To be done
Omit every picture and return the rest of the data unaltered.

(A run of records)
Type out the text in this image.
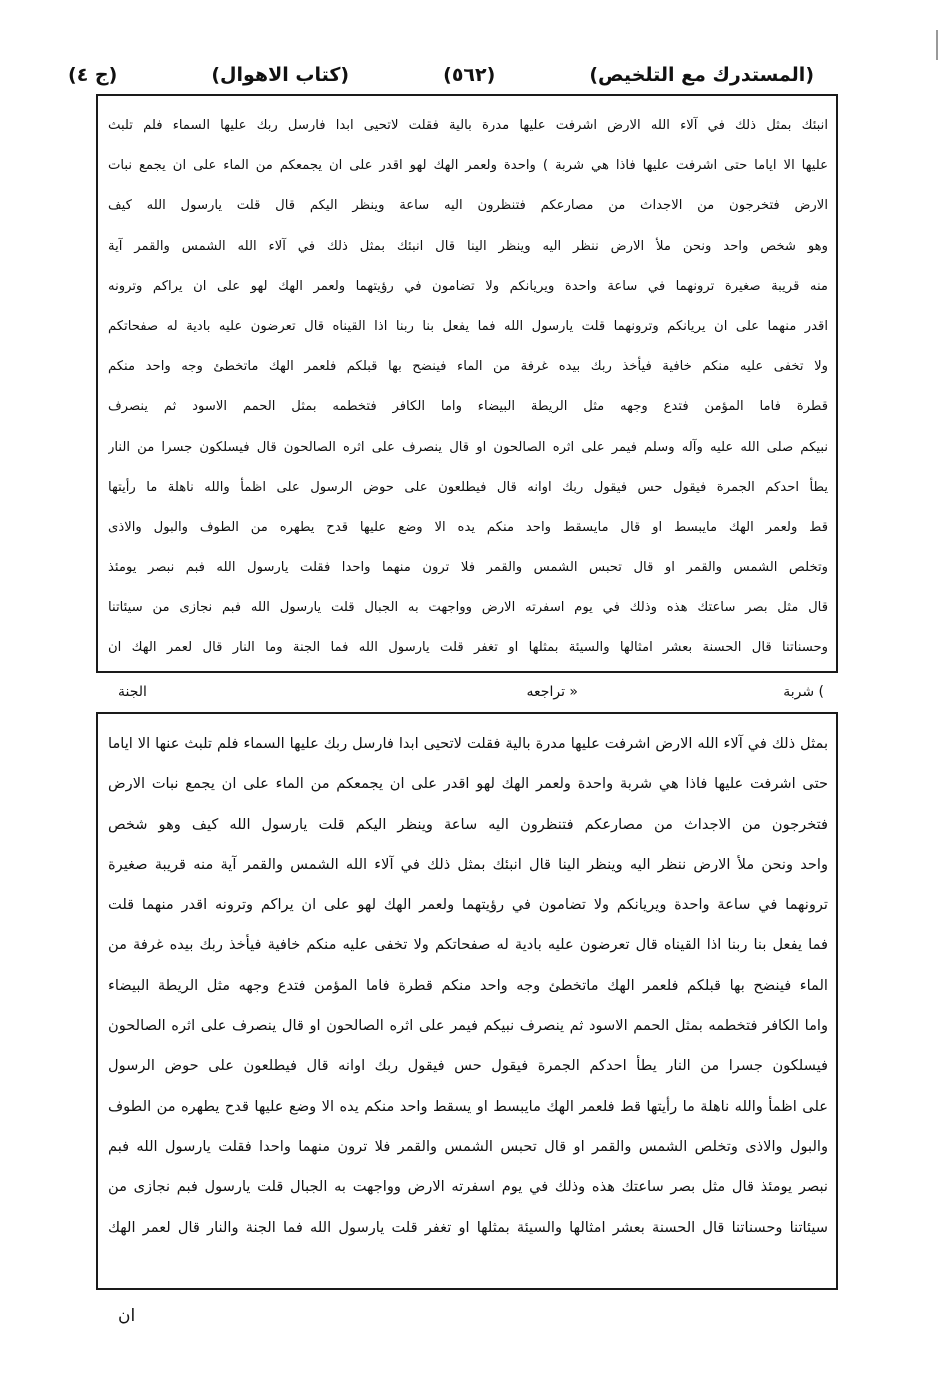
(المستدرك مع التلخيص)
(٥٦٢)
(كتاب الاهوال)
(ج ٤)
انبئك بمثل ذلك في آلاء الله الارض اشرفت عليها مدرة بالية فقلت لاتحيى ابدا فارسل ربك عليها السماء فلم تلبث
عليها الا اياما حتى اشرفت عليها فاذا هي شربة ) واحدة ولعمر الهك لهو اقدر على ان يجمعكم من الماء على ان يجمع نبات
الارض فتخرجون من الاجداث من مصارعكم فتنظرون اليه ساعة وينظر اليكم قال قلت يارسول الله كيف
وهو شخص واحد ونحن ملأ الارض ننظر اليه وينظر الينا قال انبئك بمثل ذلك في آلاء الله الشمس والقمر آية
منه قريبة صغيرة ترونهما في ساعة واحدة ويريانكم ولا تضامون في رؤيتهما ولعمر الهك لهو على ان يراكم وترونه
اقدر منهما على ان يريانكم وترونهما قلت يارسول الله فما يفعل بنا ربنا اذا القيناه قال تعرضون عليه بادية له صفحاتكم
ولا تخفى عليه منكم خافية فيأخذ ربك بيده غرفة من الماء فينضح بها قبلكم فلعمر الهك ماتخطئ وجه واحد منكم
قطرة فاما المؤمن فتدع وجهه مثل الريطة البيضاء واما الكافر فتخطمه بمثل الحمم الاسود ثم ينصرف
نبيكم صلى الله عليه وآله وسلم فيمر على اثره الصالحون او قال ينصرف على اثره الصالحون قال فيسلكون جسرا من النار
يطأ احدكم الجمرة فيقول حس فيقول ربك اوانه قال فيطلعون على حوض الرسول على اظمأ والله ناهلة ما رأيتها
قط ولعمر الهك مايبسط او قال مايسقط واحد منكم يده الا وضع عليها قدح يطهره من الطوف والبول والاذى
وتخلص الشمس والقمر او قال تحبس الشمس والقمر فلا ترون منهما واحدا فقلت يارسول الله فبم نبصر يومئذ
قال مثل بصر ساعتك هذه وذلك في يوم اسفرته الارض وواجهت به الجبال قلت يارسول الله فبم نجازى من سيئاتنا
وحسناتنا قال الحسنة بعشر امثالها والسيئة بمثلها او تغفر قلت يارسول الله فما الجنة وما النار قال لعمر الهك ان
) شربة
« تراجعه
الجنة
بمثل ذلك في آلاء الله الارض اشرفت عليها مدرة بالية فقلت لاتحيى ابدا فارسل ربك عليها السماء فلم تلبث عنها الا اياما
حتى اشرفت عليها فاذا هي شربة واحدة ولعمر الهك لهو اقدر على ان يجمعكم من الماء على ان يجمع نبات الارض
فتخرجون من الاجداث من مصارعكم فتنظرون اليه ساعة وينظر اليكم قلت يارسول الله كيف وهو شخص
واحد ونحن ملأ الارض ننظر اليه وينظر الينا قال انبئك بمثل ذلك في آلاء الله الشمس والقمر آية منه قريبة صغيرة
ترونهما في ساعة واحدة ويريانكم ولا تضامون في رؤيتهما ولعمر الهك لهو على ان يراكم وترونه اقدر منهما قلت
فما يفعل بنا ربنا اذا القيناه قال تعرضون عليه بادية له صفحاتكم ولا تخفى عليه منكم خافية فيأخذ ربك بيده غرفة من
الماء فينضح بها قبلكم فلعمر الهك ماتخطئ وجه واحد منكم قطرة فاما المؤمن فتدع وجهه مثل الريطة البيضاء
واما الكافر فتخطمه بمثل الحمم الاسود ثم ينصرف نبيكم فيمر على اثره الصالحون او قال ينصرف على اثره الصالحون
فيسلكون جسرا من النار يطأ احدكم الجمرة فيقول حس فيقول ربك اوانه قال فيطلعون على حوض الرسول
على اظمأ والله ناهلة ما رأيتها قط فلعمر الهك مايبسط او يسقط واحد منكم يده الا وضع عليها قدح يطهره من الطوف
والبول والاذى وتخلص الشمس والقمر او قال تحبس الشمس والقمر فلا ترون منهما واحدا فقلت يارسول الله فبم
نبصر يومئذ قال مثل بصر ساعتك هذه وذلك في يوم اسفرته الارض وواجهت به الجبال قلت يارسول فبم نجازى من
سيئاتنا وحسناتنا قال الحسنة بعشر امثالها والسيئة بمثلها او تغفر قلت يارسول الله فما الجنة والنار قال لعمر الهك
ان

Task output
Type out the text in this image.
(المستدرك مع التلخيص)
(٥٦٢)
(كتاب الاهوال)
(ج ٤)
انبئك بمثل ذلك في آلاء الله الارض اشرفت عليها مدرة بالية فقلت لاتحيى ابدا فارسل ربك عليها السماء فلم تلبث
عليها الا اياما حتى اشرفت عليها فاذا هي شربة ) واحدة ولعمر الهك لهو اقدر على ان يجمعكم من الماء على ان يجمع نبات
الارض فتخرجون من الاجداث من مصارعكم فتنظرون اليه ساعة وينظر اليكم قال قلت يارسول الله كيف
وهو شخص واحد ونحن ملأ الارض ننظر اليه وينظر الينا قال انبئك بمثل ذلك في آلاء الله الشمس والقمر آية
منه قريبة صغيرة ترونهما في ساعة واحدة ويريانكم ولا تضامون في رؤيتهما ولعمر الهك لهو على ان يراكم وترونه
اقدر منهما على ان يريانكم وترونهما قلت يارسول الله فما يفعل بنا ربنا اذا القيناه قال تعرضون عليه بادية له صفحاتكم
ولا تخفى عليه منكم خافية فيأخذ ربك بيده غرفة من الماء فينضح بها قبلكم فلعمر الهك ماتخطئ وجه واحد منكم
قطرة فاما المؤمن فتدع وجهه مثل الريطة البيضاء واما الكافر فتخطمه بمثل الحمم الاسود ثم ينصرف
نبيكم صلى الله عليه وآله وسلم فيمر على اثره الصالحون او قال ينصرف على اثره الصالحون قال فيسلكون جسرا من النار
يطأ احدكم الجمرة فيقول حس فيقول ربك اوانه قال فيطلعون على حوض الرسول على اظمأ والله ناهلة ما رأيتها
قط ولعمر الهك مايبسط او قال مايسقط واحد منكم يده الا وضع عليها قدح يطهره من الطوف والبول والاذى
وتخلص الشمس والقمر او قال تحبس الشمس والقمر فلا ترون منهما واحدا فقلت يارسول الله فبم نبصر يومئذ
قال مثل بصر ساعتك هذه وذلك في يوم اسفرته الارض وواجهت به الجبال قلت يارسول الله فبم نجازى من سيئاتنا
وحسناتنا قال الحسنة بعشر امثالها والسيئة بمثلها او تغفر قلت يارسول الله فما الجنة وما النار قال لعمر الهك ان
) شربة
« تراجعه
الجنة
بمثل ذلك في آلاء الله الارض اشرفت عليها مدرة بالية فقلت لاتحيى ابدا فارسل ربك عليها السماء فلم تلبث عنها الا اياما
حتى اشرفت عليها فاذا هي شربة واحدة ولعمر الهك لهو اقدر على ان يجمعكم من الماء على ان يجمع نبات الارض
فتخرجون من الاجداث من مصارعكم فتنظرون اليه ساعة وينظر اليكم قلت يارسول الله كيف وهو شخص
واحد ونحن ملأ الارض ننظر اليه وينظر الينا قال انبئك بمثل ذلك في آلاء الله الشمس والقمر آية منه قريبة صغيرة
ترونهما في ساعة واحدة ويريانكم ولا تضامون في رؤيتهما ولعمر الهك لهو على ان يراكم وترونه اقدر منهما قلت
فما يفعل بنا ربنا اذا القيناه قال تعرضون عليه بادية له صفحاتكم ولا تخفى عليه منكم خافية فيأخذ ربك بيده غرفة من
الماء فينضح بها قبلكم فلعمر الهك ماتخطئ وجه واحد منكم قطرة فاما المؤمن فتدع وجهه مثل الريطة البيضاء
واما الكافر فتخطمه بمثل الحمم الاسود ثم ينصرف نبيكم فيمر على اثره الصالحون او قال ينصرف على اثره الصالحون
فيسلكون جسرا من النار يطأ احدكم الجمرة فيقول حس فيقول ربك اوانه قال فيطلعون على حوض الرسول
على اظمأ والله ناهلة ما رأيتها قط فلعمر الهك مايبسط او يسقط واحد منكم يده الا وضع عليها قدح يطهره من الطوف
والبول والاذى وتخلص الشمس والقمر او قال تحبس الشمس والقمر فلا ترون منهما واحدا فقلت يارسول الله فبم
نبصر يومئذ قال مثل بصر ساعتك هذه وذلك في يوم اسفرته الارض وواجهت به الجبال قلت يارسول فبم نجازى من
سيئاتنا وحسناتنا قال الحسنة بعشر امثالها والسيئة بمثلها او تغفر قلت يارسول الله فما الجنة والنار قال لعمر الهك
ان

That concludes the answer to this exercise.